» Aim
Seek out every line containing the word "grid", and copy each.
── Data shown
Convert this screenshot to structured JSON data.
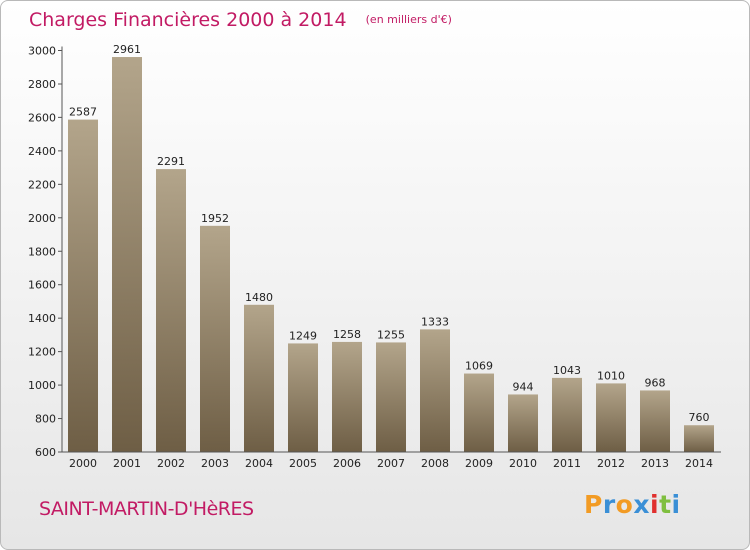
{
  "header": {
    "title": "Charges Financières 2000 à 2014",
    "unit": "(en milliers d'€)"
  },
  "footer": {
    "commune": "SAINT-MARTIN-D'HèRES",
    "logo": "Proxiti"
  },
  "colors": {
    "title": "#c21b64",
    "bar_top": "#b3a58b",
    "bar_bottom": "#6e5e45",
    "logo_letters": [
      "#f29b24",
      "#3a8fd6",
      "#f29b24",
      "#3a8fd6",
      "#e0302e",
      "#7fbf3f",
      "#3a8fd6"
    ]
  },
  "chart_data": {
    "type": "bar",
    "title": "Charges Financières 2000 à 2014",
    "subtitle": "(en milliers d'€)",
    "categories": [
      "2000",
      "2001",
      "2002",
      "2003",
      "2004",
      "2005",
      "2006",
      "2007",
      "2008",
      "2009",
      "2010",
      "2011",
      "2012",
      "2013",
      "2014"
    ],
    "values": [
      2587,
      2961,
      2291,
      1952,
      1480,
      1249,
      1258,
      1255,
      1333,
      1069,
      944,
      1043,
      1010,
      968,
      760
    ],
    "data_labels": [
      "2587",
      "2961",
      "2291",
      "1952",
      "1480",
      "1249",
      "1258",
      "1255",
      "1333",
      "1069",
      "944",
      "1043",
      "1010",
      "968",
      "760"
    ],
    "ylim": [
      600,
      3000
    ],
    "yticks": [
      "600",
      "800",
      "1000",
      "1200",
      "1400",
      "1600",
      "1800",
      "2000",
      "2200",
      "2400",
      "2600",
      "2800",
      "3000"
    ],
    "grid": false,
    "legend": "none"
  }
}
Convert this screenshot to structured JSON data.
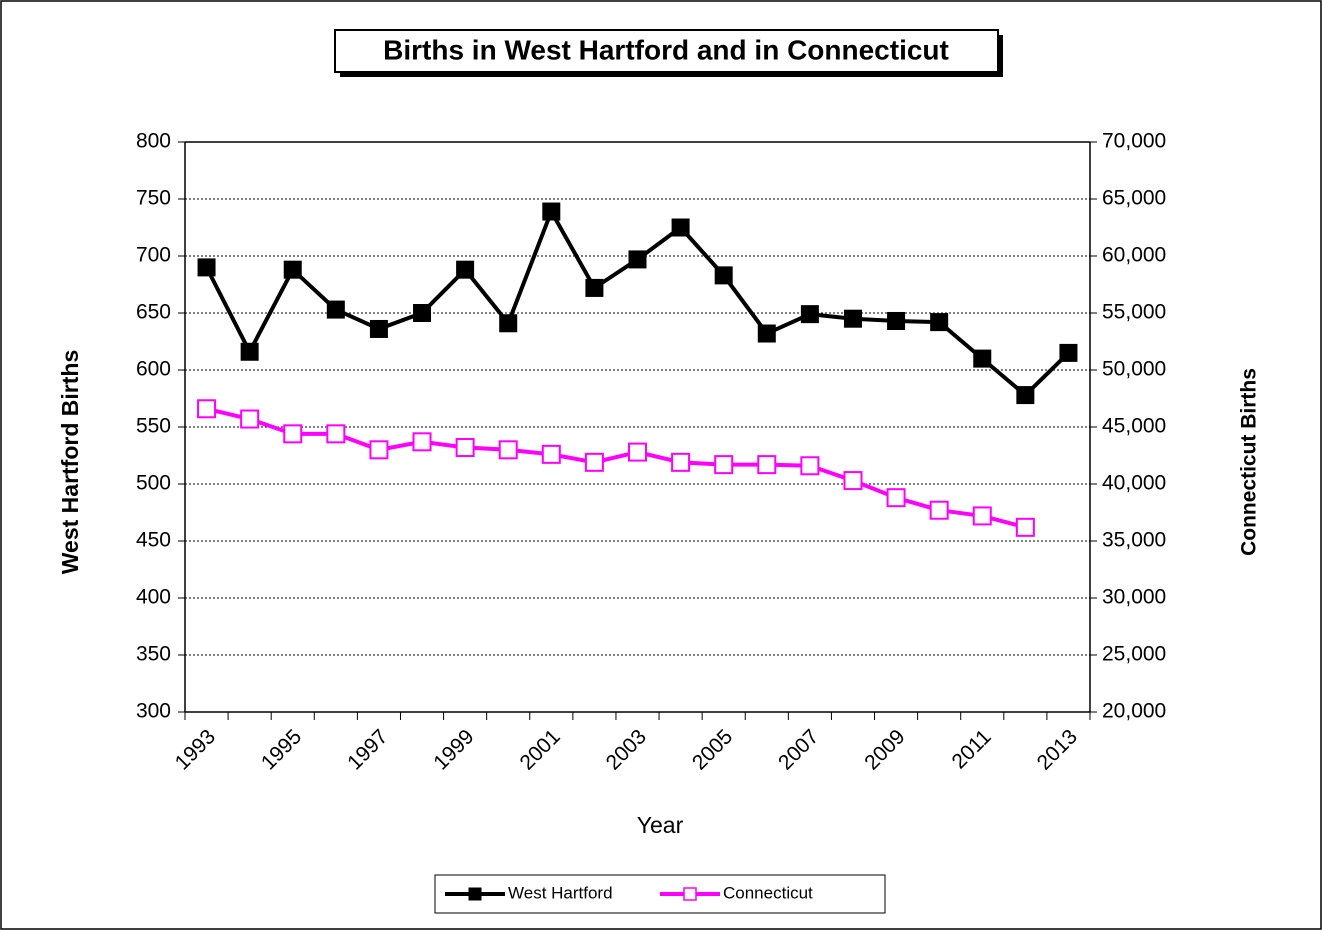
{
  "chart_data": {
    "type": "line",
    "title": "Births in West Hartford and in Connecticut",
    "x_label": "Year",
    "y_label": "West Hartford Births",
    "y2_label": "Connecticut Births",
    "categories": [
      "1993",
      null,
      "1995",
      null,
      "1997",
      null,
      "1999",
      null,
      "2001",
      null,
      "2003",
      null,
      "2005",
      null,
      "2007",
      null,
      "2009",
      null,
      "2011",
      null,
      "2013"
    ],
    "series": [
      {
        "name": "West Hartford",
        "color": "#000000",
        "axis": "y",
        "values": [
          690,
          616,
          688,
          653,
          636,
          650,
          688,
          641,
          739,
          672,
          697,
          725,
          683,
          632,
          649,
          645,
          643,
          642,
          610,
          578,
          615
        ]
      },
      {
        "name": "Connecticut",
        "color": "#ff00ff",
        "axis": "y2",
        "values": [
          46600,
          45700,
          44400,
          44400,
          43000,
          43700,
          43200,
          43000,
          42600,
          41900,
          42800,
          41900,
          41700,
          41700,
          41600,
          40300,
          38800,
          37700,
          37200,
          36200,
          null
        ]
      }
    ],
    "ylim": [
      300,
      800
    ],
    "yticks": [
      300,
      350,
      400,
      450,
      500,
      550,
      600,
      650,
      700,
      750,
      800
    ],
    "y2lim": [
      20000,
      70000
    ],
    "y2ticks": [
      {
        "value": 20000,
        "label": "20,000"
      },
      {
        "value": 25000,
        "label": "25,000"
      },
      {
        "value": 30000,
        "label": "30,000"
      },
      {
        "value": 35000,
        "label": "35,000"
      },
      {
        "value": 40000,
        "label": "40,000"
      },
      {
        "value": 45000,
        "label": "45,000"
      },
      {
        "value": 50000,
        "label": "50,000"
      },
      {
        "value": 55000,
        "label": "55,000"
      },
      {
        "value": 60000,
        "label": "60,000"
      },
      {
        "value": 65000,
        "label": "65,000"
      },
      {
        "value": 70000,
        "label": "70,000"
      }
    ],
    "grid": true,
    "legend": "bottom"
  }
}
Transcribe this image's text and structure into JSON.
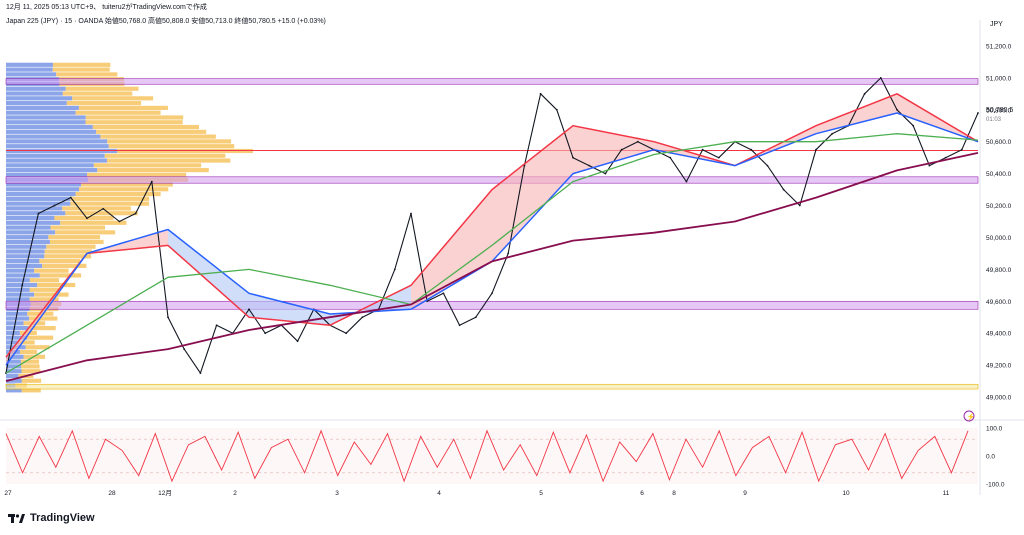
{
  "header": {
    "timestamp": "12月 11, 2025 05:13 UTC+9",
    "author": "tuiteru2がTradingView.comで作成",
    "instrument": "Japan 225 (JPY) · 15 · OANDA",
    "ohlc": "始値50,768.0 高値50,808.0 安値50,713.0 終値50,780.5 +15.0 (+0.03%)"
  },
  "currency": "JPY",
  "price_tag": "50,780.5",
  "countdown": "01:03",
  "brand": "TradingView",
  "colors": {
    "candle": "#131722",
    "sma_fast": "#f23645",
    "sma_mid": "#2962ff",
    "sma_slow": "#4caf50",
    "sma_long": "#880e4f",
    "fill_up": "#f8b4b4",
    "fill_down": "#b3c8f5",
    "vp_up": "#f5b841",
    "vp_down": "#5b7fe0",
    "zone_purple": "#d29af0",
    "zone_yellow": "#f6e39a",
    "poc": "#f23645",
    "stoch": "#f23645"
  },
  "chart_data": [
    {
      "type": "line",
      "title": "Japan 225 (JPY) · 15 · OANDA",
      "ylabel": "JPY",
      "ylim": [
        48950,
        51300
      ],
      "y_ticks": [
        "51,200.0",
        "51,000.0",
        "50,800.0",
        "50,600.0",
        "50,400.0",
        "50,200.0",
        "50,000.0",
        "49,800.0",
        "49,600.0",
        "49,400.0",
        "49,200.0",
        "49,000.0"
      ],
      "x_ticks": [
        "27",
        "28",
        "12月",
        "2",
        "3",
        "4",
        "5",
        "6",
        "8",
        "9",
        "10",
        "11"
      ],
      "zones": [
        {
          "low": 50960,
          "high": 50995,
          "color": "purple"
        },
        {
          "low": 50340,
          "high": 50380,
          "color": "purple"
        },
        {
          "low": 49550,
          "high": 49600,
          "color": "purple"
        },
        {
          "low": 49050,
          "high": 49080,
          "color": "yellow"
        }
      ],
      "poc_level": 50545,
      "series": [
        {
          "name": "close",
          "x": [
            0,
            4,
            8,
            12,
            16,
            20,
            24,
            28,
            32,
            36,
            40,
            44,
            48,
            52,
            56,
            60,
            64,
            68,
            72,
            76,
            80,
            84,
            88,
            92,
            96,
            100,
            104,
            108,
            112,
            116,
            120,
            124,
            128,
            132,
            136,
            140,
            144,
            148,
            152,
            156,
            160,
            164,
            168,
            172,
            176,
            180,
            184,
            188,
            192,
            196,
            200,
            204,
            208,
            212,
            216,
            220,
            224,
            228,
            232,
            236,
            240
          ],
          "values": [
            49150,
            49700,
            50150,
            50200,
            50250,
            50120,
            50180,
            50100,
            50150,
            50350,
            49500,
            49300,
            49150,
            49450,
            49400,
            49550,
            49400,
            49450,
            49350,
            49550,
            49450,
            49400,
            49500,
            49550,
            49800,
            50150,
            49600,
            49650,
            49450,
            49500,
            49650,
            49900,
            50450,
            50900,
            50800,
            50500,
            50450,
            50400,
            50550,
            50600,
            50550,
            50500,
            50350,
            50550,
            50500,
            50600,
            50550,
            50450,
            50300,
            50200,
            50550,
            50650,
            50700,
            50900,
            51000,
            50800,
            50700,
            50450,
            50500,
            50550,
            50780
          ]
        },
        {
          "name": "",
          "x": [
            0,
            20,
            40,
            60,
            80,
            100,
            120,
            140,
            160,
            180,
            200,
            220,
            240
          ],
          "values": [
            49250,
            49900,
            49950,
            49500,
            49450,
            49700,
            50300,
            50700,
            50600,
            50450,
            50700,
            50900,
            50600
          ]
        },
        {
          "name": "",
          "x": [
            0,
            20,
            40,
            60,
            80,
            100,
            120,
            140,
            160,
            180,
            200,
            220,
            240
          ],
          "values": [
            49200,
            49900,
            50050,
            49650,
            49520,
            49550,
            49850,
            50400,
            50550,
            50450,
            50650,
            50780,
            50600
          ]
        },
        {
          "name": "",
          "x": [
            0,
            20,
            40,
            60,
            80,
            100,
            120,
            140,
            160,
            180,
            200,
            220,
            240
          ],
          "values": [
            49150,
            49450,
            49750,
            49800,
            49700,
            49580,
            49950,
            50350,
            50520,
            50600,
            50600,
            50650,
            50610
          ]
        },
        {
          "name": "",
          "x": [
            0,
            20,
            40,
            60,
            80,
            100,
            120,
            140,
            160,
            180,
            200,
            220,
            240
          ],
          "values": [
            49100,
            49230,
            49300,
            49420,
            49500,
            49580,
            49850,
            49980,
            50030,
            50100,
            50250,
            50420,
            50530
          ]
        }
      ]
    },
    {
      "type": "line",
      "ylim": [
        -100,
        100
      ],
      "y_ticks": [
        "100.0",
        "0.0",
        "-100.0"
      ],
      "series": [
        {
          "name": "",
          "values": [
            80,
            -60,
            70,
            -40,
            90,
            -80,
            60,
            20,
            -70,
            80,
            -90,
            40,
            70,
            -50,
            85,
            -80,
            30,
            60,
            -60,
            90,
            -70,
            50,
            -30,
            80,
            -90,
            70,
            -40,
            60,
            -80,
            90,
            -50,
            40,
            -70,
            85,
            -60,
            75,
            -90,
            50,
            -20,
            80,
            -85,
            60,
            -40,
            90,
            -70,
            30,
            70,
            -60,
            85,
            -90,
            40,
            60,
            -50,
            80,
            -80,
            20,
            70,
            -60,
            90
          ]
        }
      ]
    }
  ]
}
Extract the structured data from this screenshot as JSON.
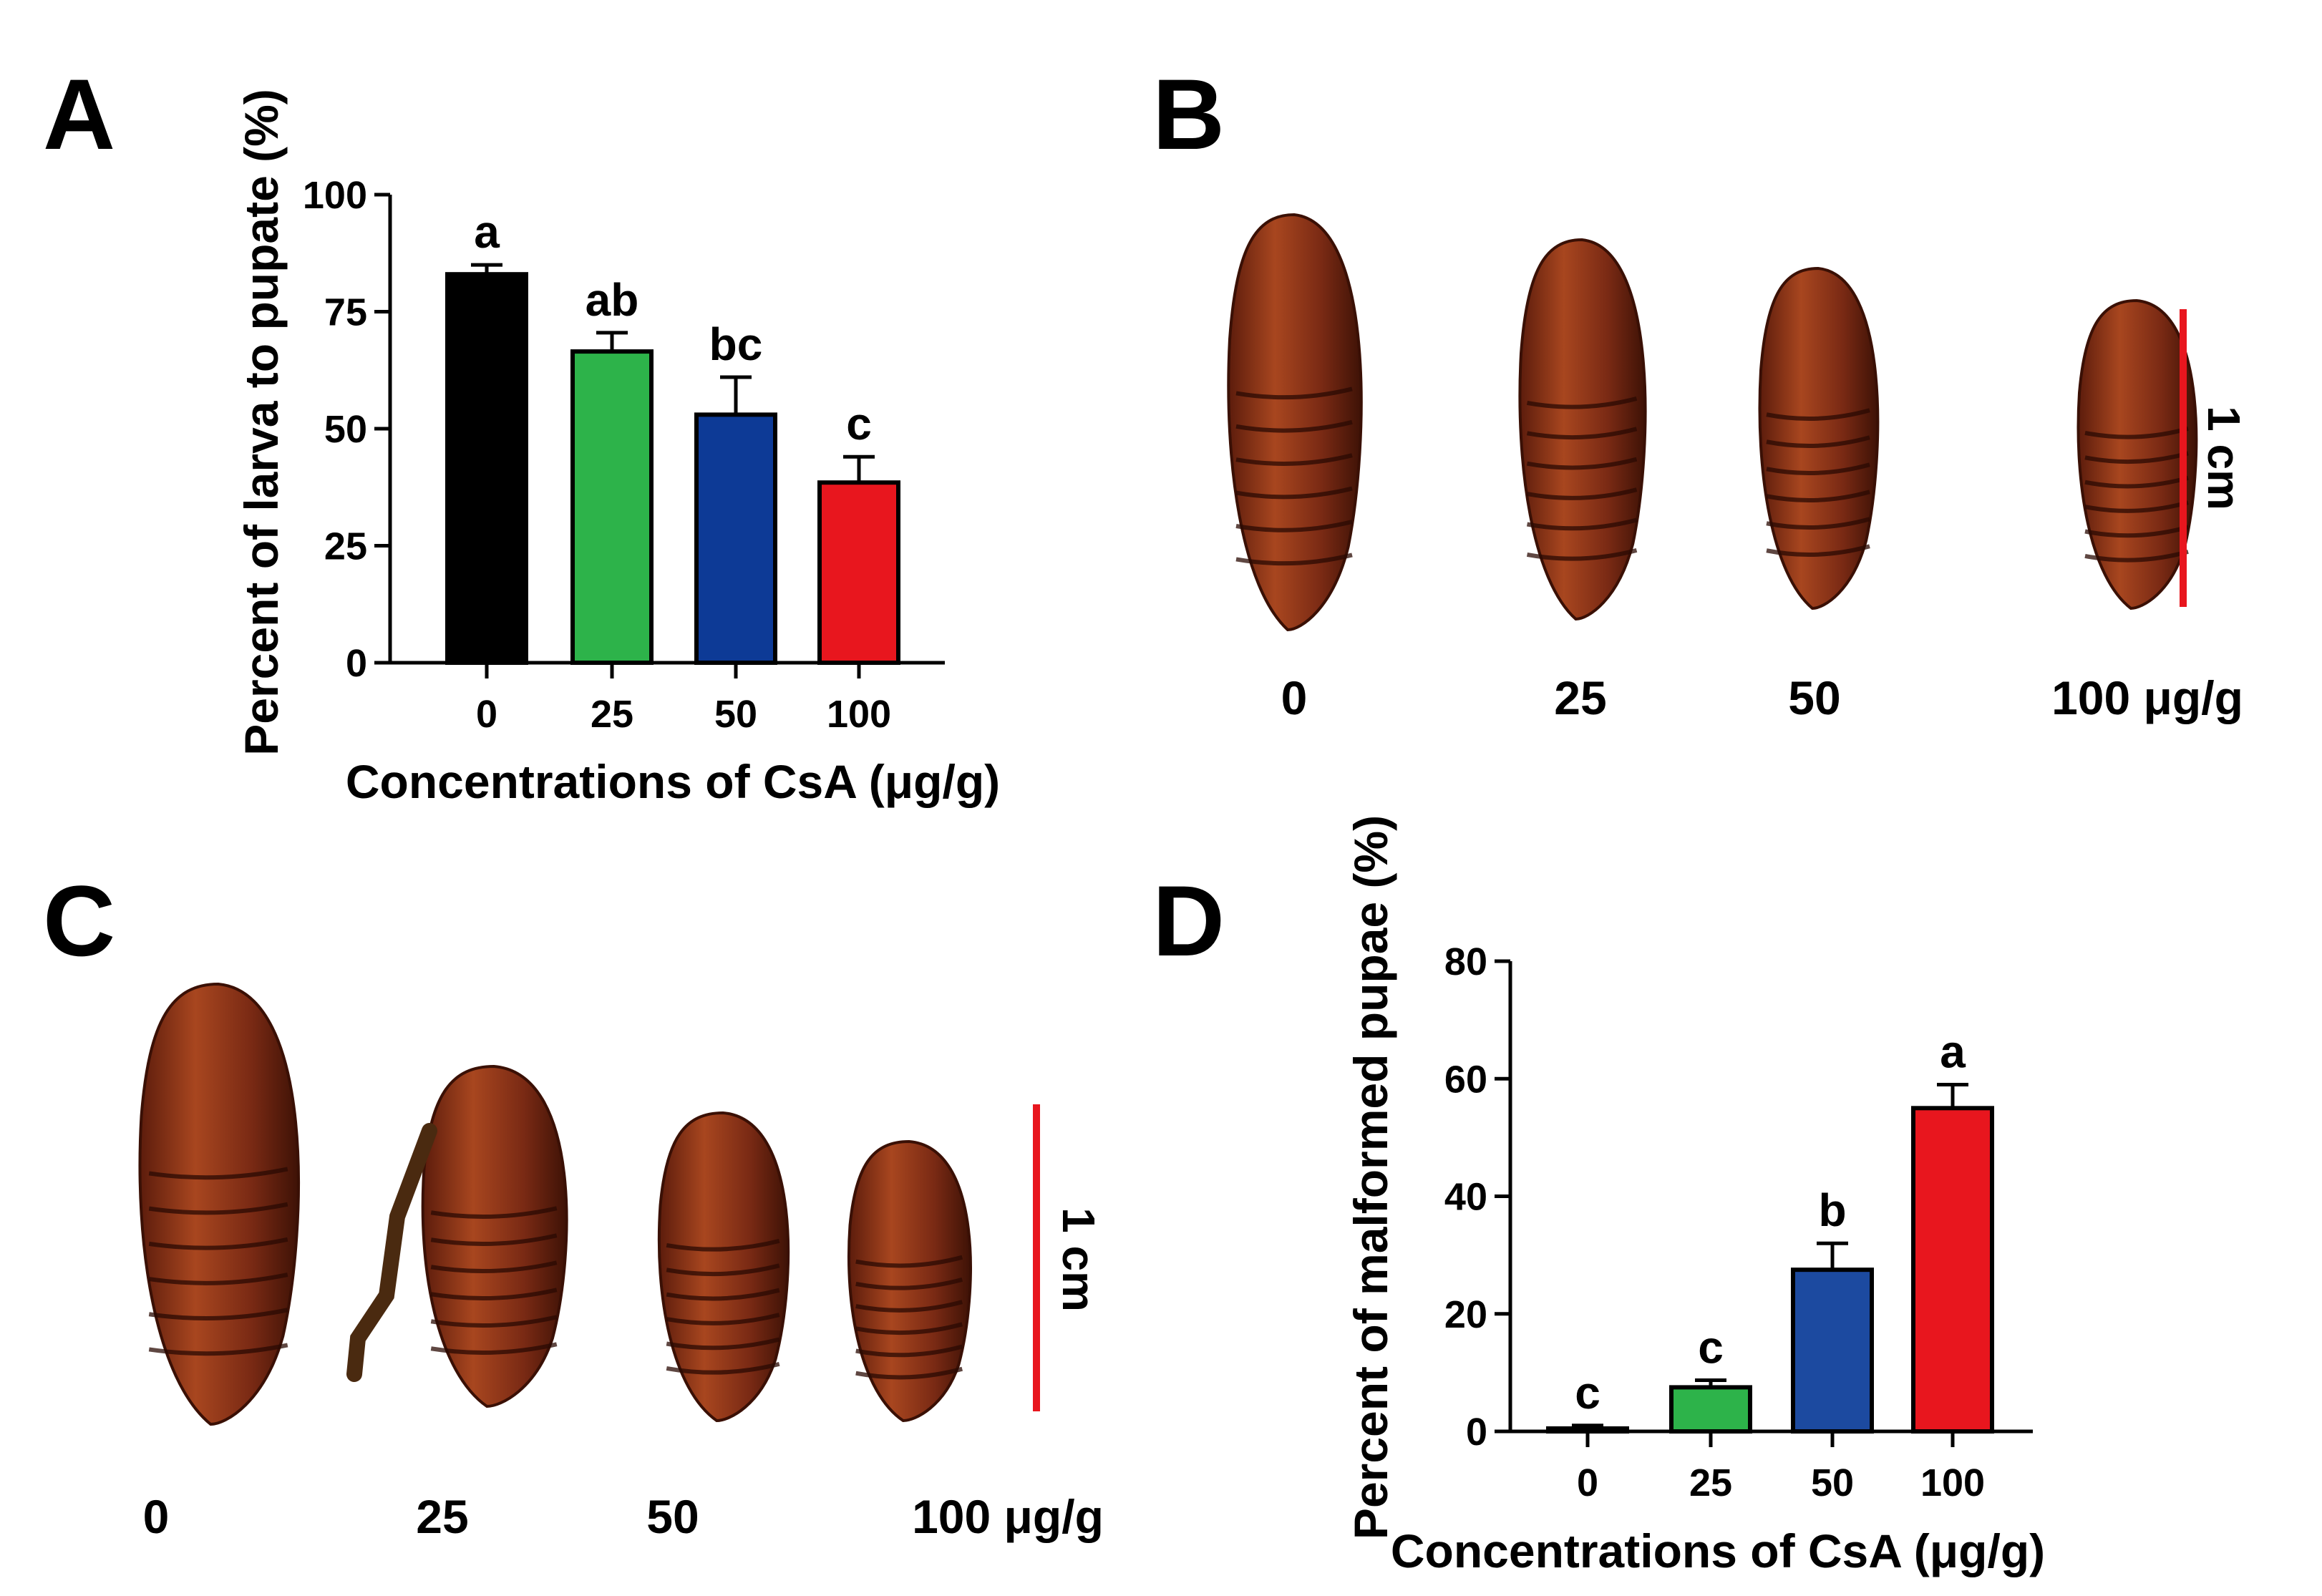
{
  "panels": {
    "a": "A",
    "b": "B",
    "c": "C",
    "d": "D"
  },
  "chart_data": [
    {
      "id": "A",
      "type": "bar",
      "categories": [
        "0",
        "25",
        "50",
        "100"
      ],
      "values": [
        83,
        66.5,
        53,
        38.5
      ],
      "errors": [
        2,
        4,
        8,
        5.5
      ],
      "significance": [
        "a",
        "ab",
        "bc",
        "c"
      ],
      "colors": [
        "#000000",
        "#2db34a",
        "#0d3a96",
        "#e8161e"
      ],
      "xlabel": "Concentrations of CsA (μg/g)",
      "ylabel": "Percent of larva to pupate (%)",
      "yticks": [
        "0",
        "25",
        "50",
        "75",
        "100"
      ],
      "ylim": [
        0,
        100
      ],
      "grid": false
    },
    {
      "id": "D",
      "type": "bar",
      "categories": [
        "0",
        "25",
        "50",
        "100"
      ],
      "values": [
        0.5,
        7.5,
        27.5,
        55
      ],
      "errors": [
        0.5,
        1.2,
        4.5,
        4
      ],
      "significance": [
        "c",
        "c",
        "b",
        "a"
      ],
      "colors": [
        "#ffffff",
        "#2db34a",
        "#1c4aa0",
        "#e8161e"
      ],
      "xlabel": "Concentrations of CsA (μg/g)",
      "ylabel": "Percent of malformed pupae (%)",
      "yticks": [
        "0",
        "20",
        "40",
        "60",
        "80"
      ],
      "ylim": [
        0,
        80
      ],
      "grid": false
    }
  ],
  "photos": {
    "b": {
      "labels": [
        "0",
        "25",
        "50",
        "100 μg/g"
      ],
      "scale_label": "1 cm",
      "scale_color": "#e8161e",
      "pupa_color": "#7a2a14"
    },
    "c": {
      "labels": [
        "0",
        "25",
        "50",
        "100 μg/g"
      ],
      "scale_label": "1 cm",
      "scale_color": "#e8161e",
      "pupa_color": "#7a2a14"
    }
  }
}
────
» Written response
    "grid": false,
    "grid": true,
      "grid": false
      "grid": false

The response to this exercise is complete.